::: DATA ROWS :::
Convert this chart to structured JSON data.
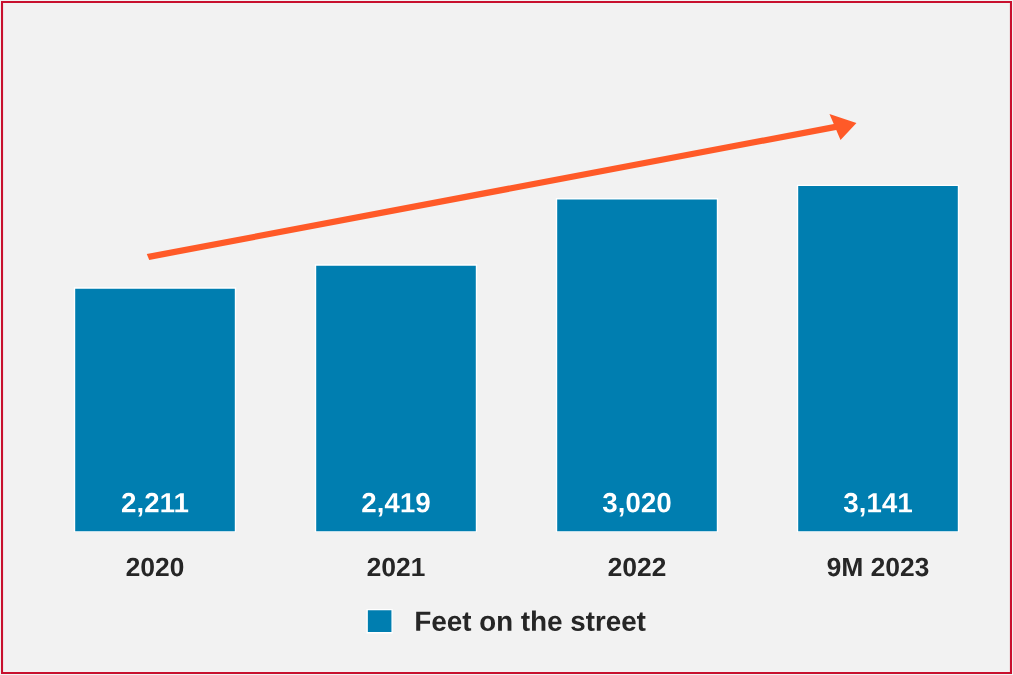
{
  "chart_data": {
    "type": "bar",
    "categories": [
      "2020",
      "2021",
      "2022",
      "9M 2023"
    ],
    "series": [
      {
        "name": "Feet on the street",
        "color": "#007eb0",
        "values": [
          2211,
          2419,
          3020,
          3141
        ],
        "value_labels": [
          "2,211",
          "2,419",
          "3,020",
          "3,141"
        ]
      }
    ],
    "legend": "bottom",
    "grid": false
  }
}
:::
PROBLEM TO WORK ON: Nothing but the pictures may be dropped; output the records above exactly.

REPLY TO THE EXERCISE:
Convert this chart to structured JSON data.
{
  "chart_data": {
    "type": "bar",
    "categories": [
      "2020",
      "2021",
      "2022",
      "9M 2023"
    ],
    "series": [
      {
        "name": "Feet on the street",
        "color": "#007eb0",
        "values": [
          2211,
          2419,
          3020,
          3141
        ],
        "value_labels": [
          "2,211",
          "2,419",
          "3,020",
          "3,141"
        ]
      }
    ],
    "legend": "bottom",
    "grid": false
  }
}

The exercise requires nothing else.